▶ **What you have to do**
Copy out the data below verbatim.

▶ **Data for this task**
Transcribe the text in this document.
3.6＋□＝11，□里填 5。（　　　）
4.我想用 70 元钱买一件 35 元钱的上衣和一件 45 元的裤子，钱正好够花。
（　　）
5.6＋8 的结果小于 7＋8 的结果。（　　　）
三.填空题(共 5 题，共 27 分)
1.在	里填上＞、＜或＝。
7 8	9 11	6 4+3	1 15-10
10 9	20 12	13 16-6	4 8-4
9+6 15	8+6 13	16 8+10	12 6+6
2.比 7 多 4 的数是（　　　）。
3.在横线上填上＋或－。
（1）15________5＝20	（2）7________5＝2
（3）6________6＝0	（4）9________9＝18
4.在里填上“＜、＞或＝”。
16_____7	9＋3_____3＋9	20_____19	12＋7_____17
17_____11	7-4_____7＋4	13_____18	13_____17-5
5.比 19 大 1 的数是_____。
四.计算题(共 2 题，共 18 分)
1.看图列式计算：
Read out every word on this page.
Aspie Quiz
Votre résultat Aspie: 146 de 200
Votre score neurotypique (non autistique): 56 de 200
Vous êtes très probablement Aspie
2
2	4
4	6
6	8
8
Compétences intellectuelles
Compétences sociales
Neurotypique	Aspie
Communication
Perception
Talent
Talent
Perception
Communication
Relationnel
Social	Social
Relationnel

▶ **Reply**
Transcribe the text in this document.
3.6＋□＝11，□里填 5。（　　　）
4.我想用 70 元钱买一件 35 元钱的上衣和一件 45 元的裤子，钱正好够花。
（　　）
5.6＋8 的结果小于 7＋8 的结果。（　　　）
三.填空题(共 5 题，共 27 分)
1.在	里填上＞、＜或＝。
7 8	9 11	6 4+3	1 15-10
10 9	20 12	13 16-6	4 8-4
9+6 15	8+6 13	16 8+10	12 6+6
2.比 7 多 4 的数是（　　　）。
3.在横线上填上＋或－。
（1）15________5＝20	（2）7________5＝2
（3）6________6＝0	（4）9________9＝18
4.在里填上“＜、＞或＝”。
16_____7	9＋3_____3＋9	20_____19	12＋7_____17
17_____11	7-4_____7＋4	13_____18	13_____17-5
5.比 19 大 1 的数是_____。
四.计算题(共 2 题，共 18 分)
1.看图列式计算：
Read out every word on this page.
Aspie Quiz
Votre résultat Aspie: 146 de 200
Votre score neurotypique (non autistique): 56 de 200
Vous êtes très probablement Aspie
2
2	4
4	6
6	8
8
Compétences intellectuelles
Compétences sociales
Neurotypique	Aspie
Communication
Perception
Talent
Talent
Perception
Communication
Relationnel
Social	Social
Relationnel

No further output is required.